Chart and figure data:
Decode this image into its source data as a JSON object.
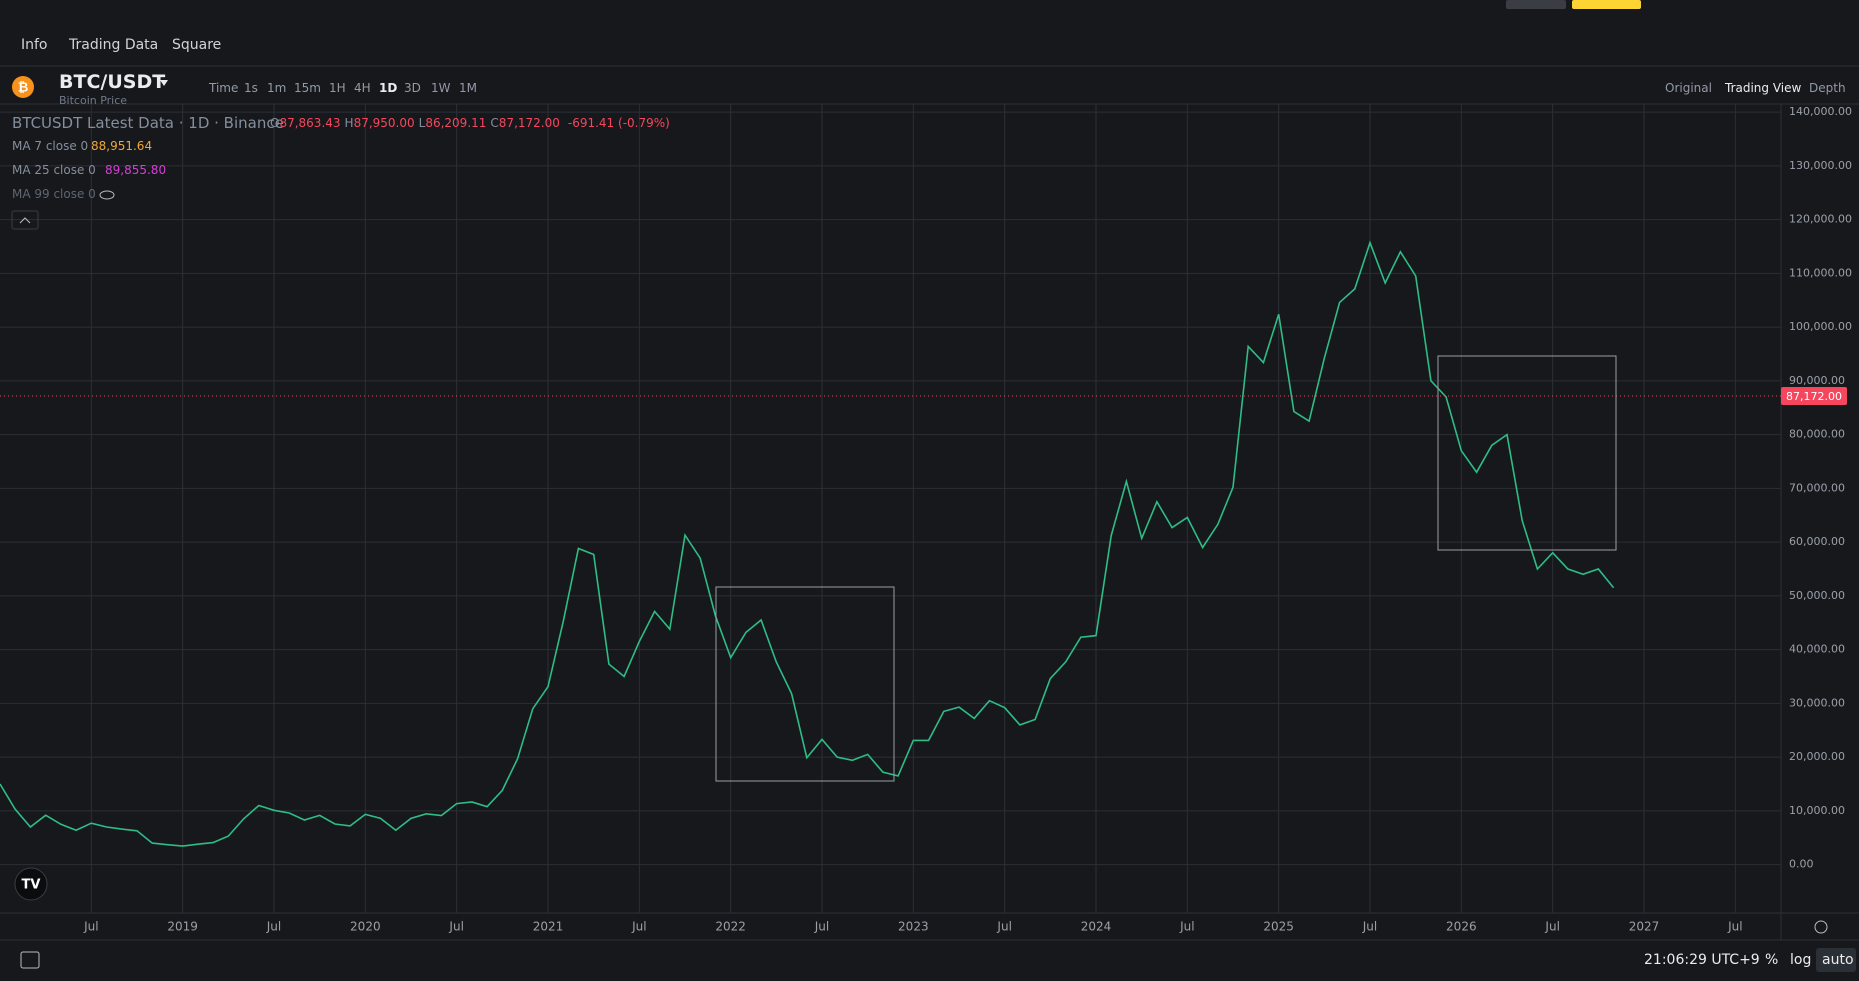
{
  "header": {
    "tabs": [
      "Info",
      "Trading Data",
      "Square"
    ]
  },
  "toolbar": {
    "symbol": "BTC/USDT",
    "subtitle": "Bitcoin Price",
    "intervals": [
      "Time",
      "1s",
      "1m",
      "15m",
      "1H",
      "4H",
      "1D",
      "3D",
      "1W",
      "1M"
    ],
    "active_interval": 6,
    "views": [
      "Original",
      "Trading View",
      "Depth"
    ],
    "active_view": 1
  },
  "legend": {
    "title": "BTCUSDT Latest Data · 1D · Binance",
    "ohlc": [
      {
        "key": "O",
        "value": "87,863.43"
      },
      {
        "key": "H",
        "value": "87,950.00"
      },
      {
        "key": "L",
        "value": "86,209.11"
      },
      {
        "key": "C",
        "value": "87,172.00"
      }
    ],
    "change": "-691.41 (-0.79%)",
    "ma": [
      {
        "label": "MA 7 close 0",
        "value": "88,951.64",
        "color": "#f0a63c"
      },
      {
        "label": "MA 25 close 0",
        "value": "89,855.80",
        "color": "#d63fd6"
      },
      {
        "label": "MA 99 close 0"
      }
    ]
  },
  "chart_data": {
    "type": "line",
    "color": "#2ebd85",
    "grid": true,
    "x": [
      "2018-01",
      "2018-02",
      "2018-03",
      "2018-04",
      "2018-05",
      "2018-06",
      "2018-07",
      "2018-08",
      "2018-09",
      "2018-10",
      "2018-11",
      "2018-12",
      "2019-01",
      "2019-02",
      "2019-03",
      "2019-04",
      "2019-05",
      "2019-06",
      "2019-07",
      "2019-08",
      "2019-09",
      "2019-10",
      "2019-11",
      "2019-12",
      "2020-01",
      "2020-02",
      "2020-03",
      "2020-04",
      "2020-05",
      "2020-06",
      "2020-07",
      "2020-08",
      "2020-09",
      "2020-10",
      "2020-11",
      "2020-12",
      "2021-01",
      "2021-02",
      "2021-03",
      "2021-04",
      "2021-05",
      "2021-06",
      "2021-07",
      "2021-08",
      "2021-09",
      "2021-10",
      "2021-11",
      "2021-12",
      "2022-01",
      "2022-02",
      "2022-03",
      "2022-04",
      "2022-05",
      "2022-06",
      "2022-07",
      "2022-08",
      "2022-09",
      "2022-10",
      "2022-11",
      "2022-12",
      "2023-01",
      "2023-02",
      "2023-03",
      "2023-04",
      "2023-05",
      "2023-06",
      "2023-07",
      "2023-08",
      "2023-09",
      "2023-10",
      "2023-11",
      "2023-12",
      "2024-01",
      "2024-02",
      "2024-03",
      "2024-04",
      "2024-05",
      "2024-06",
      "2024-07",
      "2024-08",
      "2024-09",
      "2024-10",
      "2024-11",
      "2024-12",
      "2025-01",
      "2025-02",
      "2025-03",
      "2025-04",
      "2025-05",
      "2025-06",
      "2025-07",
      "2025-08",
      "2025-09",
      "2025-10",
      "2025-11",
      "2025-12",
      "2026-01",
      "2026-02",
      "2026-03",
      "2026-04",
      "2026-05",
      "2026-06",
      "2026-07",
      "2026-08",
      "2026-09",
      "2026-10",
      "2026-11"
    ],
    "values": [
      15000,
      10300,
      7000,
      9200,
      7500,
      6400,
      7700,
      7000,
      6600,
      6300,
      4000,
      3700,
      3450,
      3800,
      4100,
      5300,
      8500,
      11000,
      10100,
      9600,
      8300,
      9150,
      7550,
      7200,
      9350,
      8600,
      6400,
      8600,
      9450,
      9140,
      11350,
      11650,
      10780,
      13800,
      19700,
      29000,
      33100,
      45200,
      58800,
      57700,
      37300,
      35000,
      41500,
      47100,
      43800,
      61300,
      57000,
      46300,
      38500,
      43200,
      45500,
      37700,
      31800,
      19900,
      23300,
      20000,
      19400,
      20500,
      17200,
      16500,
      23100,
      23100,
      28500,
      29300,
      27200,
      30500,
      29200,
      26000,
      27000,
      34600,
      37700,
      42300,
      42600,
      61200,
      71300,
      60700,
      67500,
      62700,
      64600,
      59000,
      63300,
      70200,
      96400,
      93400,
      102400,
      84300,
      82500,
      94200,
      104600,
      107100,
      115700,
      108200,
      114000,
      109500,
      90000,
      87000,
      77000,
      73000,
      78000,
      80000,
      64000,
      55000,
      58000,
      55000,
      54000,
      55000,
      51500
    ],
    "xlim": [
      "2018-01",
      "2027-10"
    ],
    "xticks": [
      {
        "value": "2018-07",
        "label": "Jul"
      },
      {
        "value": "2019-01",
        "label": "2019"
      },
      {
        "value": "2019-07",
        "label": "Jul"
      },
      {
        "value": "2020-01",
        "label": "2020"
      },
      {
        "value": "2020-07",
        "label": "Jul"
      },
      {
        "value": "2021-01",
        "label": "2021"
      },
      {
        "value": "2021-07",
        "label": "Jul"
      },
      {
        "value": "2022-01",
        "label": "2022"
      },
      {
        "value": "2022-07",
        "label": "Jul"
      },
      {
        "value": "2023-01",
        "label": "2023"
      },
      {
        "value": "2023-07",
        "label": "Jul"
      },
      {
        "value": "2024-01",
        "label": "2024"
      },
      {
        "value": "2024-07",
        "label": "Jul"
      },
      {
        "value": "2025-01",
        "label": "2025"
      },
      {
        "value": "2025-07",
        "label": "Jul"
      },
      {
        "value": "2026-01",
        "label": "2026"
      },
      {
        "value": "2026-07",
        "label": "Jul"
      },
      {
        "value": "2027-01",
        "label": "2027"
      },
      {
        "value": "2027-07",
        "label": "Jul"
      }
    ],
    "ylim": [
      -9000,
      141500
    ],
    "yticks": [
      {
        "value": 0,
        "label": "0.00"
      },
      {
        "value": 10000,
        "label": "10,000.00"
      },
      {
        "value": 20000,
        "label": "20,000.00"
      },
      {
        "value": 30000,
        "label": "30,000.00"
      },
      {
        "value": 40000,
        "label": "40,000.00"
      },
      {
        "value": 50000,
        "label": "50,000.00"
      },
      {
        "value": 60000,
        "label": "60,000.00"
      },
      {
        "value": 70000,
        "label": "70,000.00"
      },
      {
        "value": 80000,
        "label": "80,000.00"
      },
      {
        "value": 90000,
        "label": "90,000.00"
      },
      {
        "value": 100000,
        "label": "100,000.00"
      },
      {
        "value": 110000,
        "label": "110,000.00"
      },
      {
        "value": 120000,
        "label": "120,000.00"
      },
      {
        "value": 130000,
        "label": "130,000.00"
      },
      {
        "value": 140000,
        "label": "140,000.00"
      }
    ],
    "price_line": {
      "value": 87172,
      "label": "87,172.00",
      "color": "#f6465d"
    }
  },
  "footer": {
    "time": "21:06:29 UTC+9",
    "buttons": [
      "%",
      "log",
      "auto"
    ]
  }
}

◆ **SHORT EXERCISE**
Looking at the listing above, how many of its lines contain the string "close"? Give the number alone.

◆ **REPLY**
3